PROBLEM TO SOLVE: Examine the material below and count the lines that hold the word "screenshot". Report only the number.

AVAILABLE DATA:
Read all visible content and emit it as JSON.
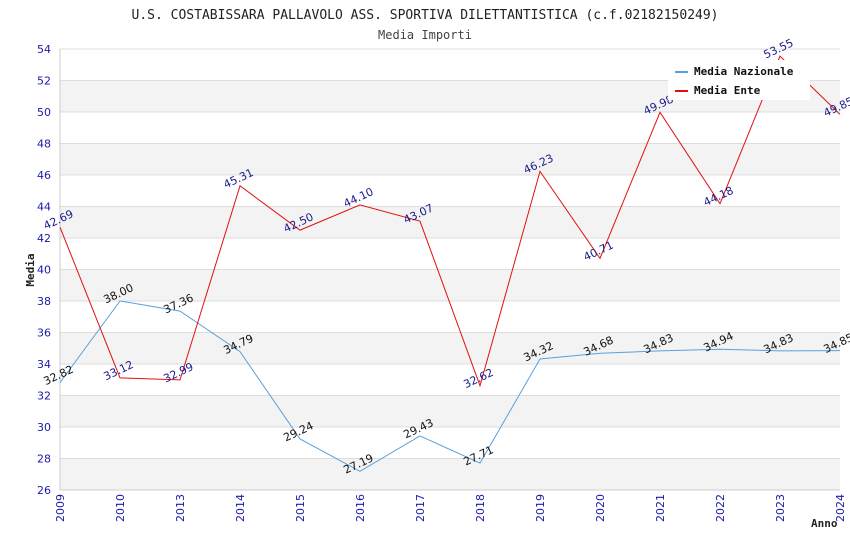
{
  "chart_data": {
    "type": "line",
    "title": "U.S. COSTABISSARA PALLAVOLO ASS. SPORTIVA DILETTANTISTICA (c.f.02182150249)",
    "subtitle": "Media Importi",
    "xlabel": "Anno",
    "ylabel": "Media",
    "ylim": [
      26,
      54
    ],
    "yticks": [
      "26",
      "28",
      "30",
      "32",
      "34",
      "36",
      "38",
      "40",
      "42",
      "44",
      "46",
      "48",
      "50",
      "52",
      "54"
    ],
    "categories": [
      "2009",
      "2010",
      "2013",
      "2014",
      "2015",
      "2016",
      "2017",
      "2018",
      "2019",
      "2020",
      "2021",
      "2022",
      "2023",
      "2024"
    ],
    "legend_position": "top-right",
    "series": [
      {
        "name": "Media Nazionale",
        "color": "#5aa0dc",
        "label_color": "#111111",
        "values": [
          32.82,
          38.0,
          37.36,
          34.79,
          29.24,
          27.19,
          29.43,
          27.71,
          34.32,
          34.68,
          34.83,
          34.94,
          34.83,
          34.85
        ],
        "labels": [
          "32.82",
          "38.00",
          "37.36",
          "34.79",
          "29.24",
          "27.19",
          "29.43",
          "27.71",
          "34.32",
          "34.68",
          "34.83",
          "34.94",
          "34.83",
          "34.85"
        ]
      },
      {
        "name": "Media Ente",
        "color": "#e01010",
        "label_color": "#1a1a8c",
        "values": [
          42.69,
          33.12,
          32.99,
          45.31,
          42.5,
          44.1,
          43.07,
          32.62,
          46.23,
          40.71,
          49.98,
          44.18,
          53.55,
          49.85
        ],
        "labels": [
          "42.69",
          "33.12",
          "32.99",
          "45.31",
          "42.50",
          "44.10",
          "43.07",
          "32.62",
          "46.23",
          "40.71",
          "49.98",
          "44.18",
          "53.55",
          "49.85"
        ]
      }
    ]
  }
}
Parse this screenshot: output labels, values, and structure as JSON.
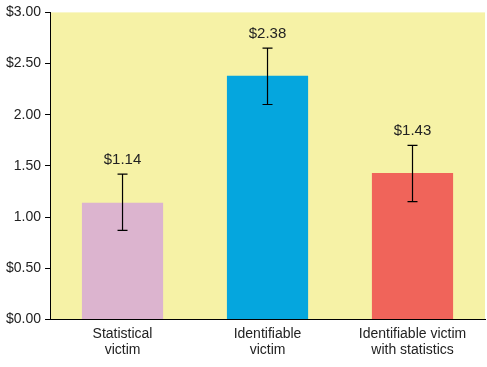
{
  "chart_data": {
    "type": "bar",
    "categories": [
      "Statistical\nvictim",
      "Identifiable\nvictim",
      "Identifiable victim\nwith statistics"
    ],
    "values": [
      1.14,
      2.38,
      1.43
    ],
    "value_labels": [
      "$1.14",
      "$2.38",
      "$1.43"
    ],
    "error_low": [
      0.87,
      2.1,
      1.15
    ],
    "error_high": [
      1.42,
      2.65,
      1.7
    ],
    "colors": [
      "#dcb4cf",
      "#05a6de",
      "#f0645a"
    ],
    "ylim": [
      0,
      3
    ],
    "yticks": [
      {
        "value": 0,
        "label": "$0.00"
      },
      {
        "value": 0.5,
        "label": "$0.50"
      },
      {
        "value": 1,
        "label": "1.00"
      },
      {
        "value": 1.5,
        "label": "1.50"
      },
      {
        "value": 2,
        "label": "2.00"
      },
      {
        "value": 2.5,
        "label": "$2.50"
      },
      {
        "value": 3,
        "label": "$3.00"
      }
    ],
    "grid": false,
    "data_labels": true
  }
}
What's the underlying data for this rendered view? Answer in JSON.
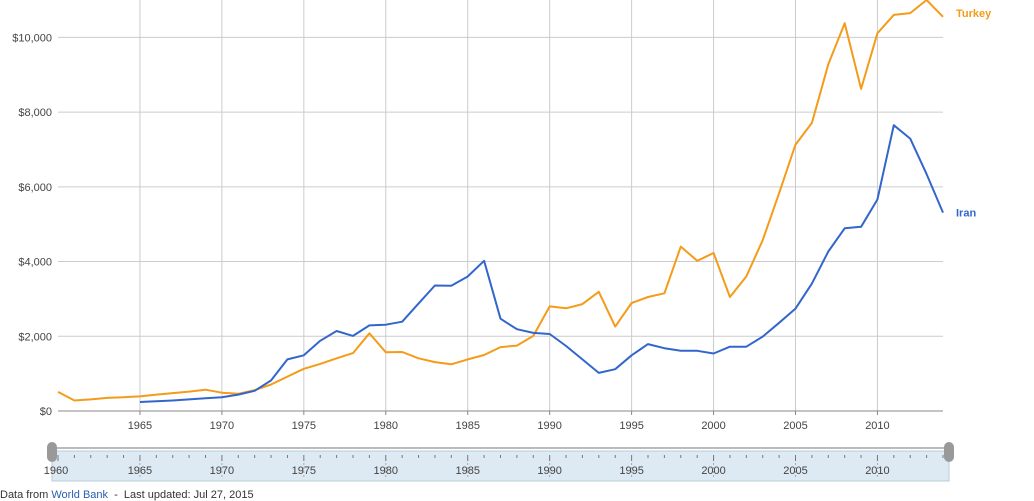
{
  "colors": {
    "iran": "#3366cc",
    "turkey": "#f49b1a",
    "grid": "#cccccc",
    "axis": "#888888",
    "slider_fill": "#dde9f3",
    "slider_handle": "#999999"
  },
  "chart_data": {
    "type": "line",
    "title": "",
    "xlabel": "",
    "ylabel": "",
    "xlim": [
      1960,
      2014
    ],
    "ylim": [
      0,
      11000
    ],
    "grid": true,
    "x_ticks": [
      1965,
      1970,
      1975,
      1980,
      1985,
      1990,
      1995,
      2000,
      2005,
      2010
    ],
    "x_tick_labels": [
      "1965",
      "1970",
      "1975",
      "1980",
      "1985",
      "1990",
      "1995",
      "2000",
      "2005",
      "2010"
    ],
    "y_ticks": [
      0,
      2000,
      4000,
      6000,
      8000,
      10000
    ],
    "y_tick_labels": [
      "$0",
      "$2,000",
      "$4,000",
      "$6,000",
      "$8,000",
      "$10,000"
    ],
    "legend_position": "right (labels at line ends)",
    "series": [
      {
        "name": "Turkey",
        "x": [
          1960,
          1961,
          1962,
          1963,
          1964,
          1965,
          1966,
          1967,
          1968,
          1969,
          1970,
          1971,
          1972,
          1973,
          1974,
          1975,
          1976,
          1977,
          1978,
          1979,
          1980,
          1981,
          1982,
          1983,
          1984,
          1985,
          1986,
          1987,
          1988,
          1989,
          1990,
          1991,
          1992,
          1993,
          1994,
          1995,
          1996,
          1997,
          1998,
          1999,
          2000,
          2001,
          2002,
          2003,
          2004,
          2005,
          2006,
          2007,
          2008,
          2009,
          2010,
          2011,
          2012,
          2013,
          2014
        ],
        "values": [
          510,
          280,
          310,
          350,
          370,
          390,
          440,
          480,
          520,
          570,
          490,
          460,
          560,
          710,
          920,
          1130,
          1260,
          1410,
          1550,
          2080,
          1570,
          1580,
          1410,
          1310,
          1250,
          1380,
          1500,
          1710,
          1750,
          2010,
          2800,
          2750,
          2860,
          3190,
          2260,
          2890,
          3050,
          3150,
          4400,
          4020,
          4230,
          3050,
          3600,
          4570,
          5830,
          7130,
          7710,
          9280,
          10380,
          8620,
          10110,
          10600,
          10650,
          11000,
          10550
        ]
      },
      {
        "name": "Iran",
        "x": [
          1965,
          1966,
          1967,
          1968,
          1969,
          1970,
          1971,
          1972,
          1973,
          1974,
          1975,
          1976,
          1977,
          1978,
          1979,
          1980,
          1981,
          1982,
          1983,
          1984,
          1985,
          1986,
          1987,
          1988,
          1989,
          1990,
          1991,
          1992,
          1993,
          1994,
          1995,
          1996,
          1997,
          1998,
          1999,
          2000,
          2001,
          2002,
          2003,
          2004,
          2005,
          2006,
          2007,
          2008,
          2009,
          2010,
          2011,
          2012,
          2013,
          2014
        ],
        "values": [
          240,
          260,
          280,
          310,
          340,
          370,
          440,
          540,
          820,
          1380,
          1490,
          1880,
          2140,
          2010,
          2290,
          2310,
          2390,
          2880,
          3360,
          3350,
          3600,
          4020,
          2470,
          2190,
          2090,
          2060,
          1740,
          1380,
          1020,
          1120,
          1490,
          1790,
          1680,
          1610,
          1610,
          1540,
          1720,
          1720,
          1990,
          2360,
          2740,
          3410,
          4270,
          4890,
          4930,
          5660,
          7650,
          7290,
          6340,
          5310
        ]
      }
    ]
  },
  "range_slider": {
    "start_label": "1960",
    "tick_labels": [
      "1965",
      "1970",
      "1975",
      "1980",
      "1985",
      "1990",
      "1995",
      "2000",
      "2005",
      "2010"
    ]
  },
  "source": {
    "prefix": "Data from ",
    "link_text": "World Bank",
    "updated": "Last updated: Jul 27, 2015"
  }
}
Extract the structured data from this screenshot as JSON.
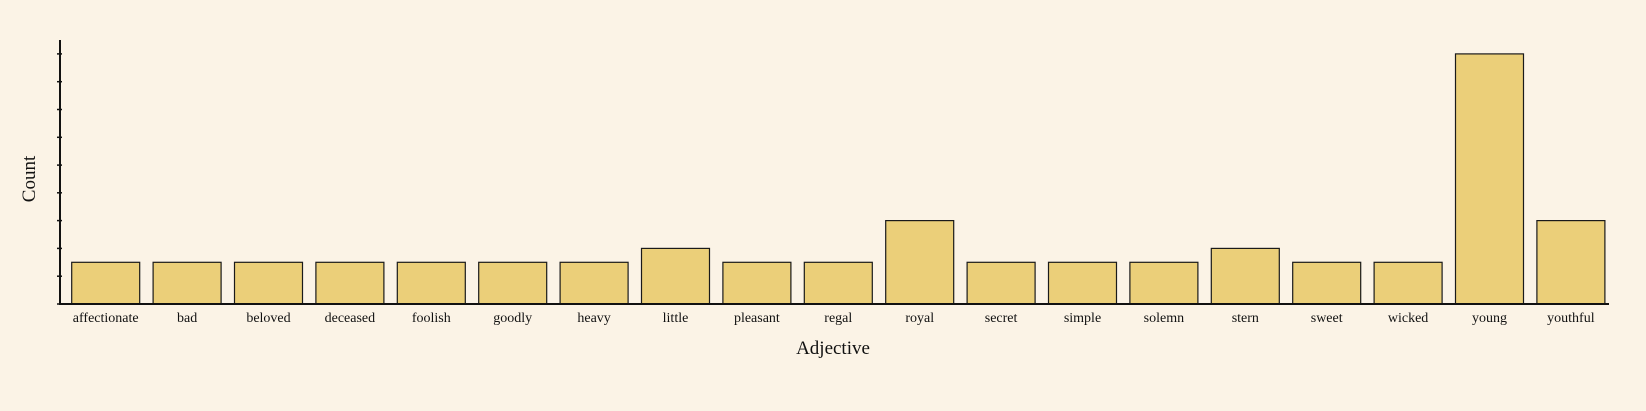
{
  "chart_data": {
    "type": "bar",
    "title": "",
    "xlabel": "Adjective",
    "ylabel": "Count",
    "categories": [
      "affectionate",
      "bad",
      "beloved",
      "deceased",
      "foolish",
      "goodly",
      "heavy",
      "little",
      "pleasant",
      "regal",
      "royal",
      "secret",
      "simple",
      "solemn",
      "stern",
      "sweet",
      "wicked",
      "young",
      "youthful"
    ],
    "values": [
      3,
      3,
      3,
      3,
      3,
      3,
      3,
      4,
      3,
      3,
      6,
      3,
      3,
      3,
      4,
      3,
      3,
      18,
      6
    ],
    "ylim": [
      0,
      19
    ],
    "y_tick_labels_shown": false,
    "grid": false,
    "legend": "none",
    "colors": {
      "bar_fill": "#ebcf79",
      "bar_stroke": "#1a1a1a",
      "axis": "#111111",
      "background": "#fbf3e6"
    }
  }
}
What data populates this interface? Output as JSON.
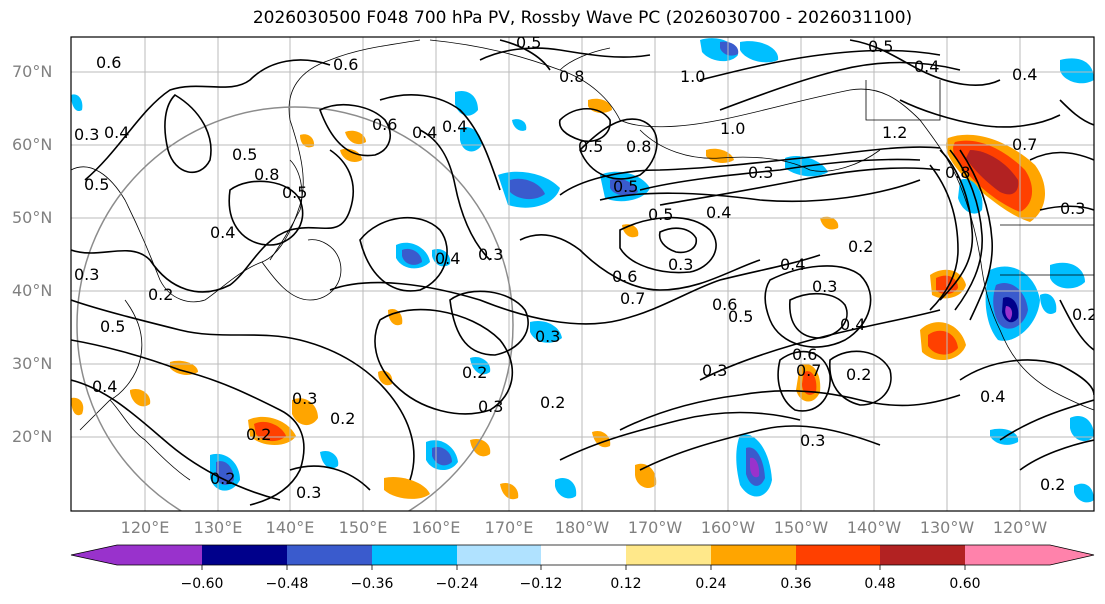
{
  "title": "2026030500 F048 700 hPa PV, Rossby Wave PC (2026030700 - 2026031100)",
  "latitude_labels": [
    "70°N",
    "60°N",
    "50°N",
    "40°N",
    "30°N",
    "20°N"
  ],
  "longitude_labels": [
    "120°E",
    "130°E",
    "140°E",
    "150°E",
    "160°E",
    "170°E",
    "180°W",
    "170°W",
    "160°W",
    "150°W",
    "140°W",
    "130°W",
    "120°W"
  ],
  "colorbar": {
    "ticks": [
      "−0.60",
      "−0.48",
      "−0.36",
      "−0.24",
      "−0.12",
      "0.12",
      "0.24",
      "0.36",
      "0.48",
      "0.60"
    ],
    "colors": [
      "#9932cc",
      "#00008b",
      "#3a5bcd",
      "#00bfff",
      "#b0e2ff",
      "#ffffff",
      "#ffe88a",
      "#ffa500",
      "#ff4000",
      "#b22222",
      "#ff82ab"
    ]
  },
  "contour_labels": [
    "0.5",
    "0.5",
    "0.4",
    "0.6",
    "0.6",
    "0.8",
    "1.0",
    "0.4",
    "0.3",
    "0.4",
    "0.5",
    "0.4",
    "0.6",
    "0.4",
    "0.5",
    "0.8",
    "1.0",
    "0.5",
    "0.8",
    "1.2",
    "0.3",
    "0.5",
    "0.8",
    "0.7",
    "0.5",
    "0.4",
    "0.3",
    "0.5",
    "0.4",
    "0.3",
    "0.4",
    "0.2",
    "0.6",
    "0.7",
    "0.3",
    "0.4",
    "0.3",
    "0.3",
    "0.6",
    "0.5",
    "0.3",
    "0.5",
    "0.2",
    "0.4",
    "0.3",
    "0.2",
    "0.6",
    "0.7",
    "0.3",
    "0.2",
    "0.3",
    "0.4",
    "0.2",
    "0.2",
    "0.4",
    "0.3",
    "0.2",
    "0.2",
    "0.3",
    "0.2",
    "0.2"
  ]
}
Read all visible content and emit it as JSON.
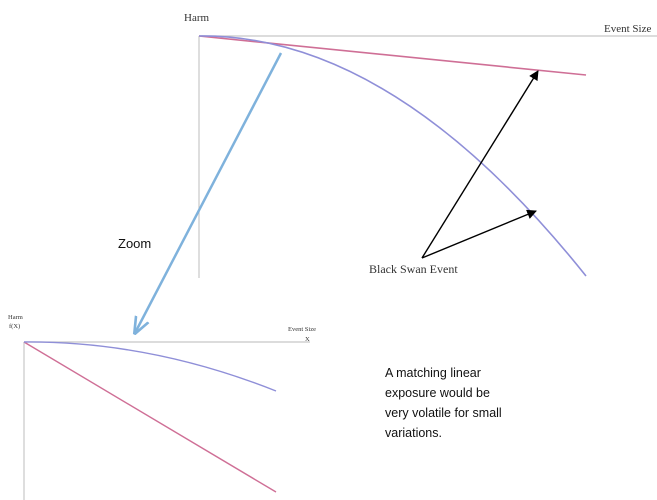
{
  "top_chart": {
    "y_axis_label": "Harm",
    "x_axis_label": "Event Size"
  },
  "zoom_label": "Zoom",
  "black_swan_label": "Black Swan Event",
  "bottom_chart": {
    "y_axis_label": "Harm",
    "y_axis_sublabel": "f(X)",
    "x_axis_label": "Event Size",
    "x_axis_sublabel": "X"
  },
  "note": {
    "lines": [
      "A matching linear",
      "exposure would be",
      "very volatile for small",
      "variations."
    ]
  },
  "colors": {
    "axis": "#c8c8c8",
    "curve": "#8f8fd8",
    "linear": "#cf6f96",
    "zoom_arrow": "#7fb2dc",
    "annotation_arrow": "#000000"
  }
}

OUTPUT FOR THIS TASK: 2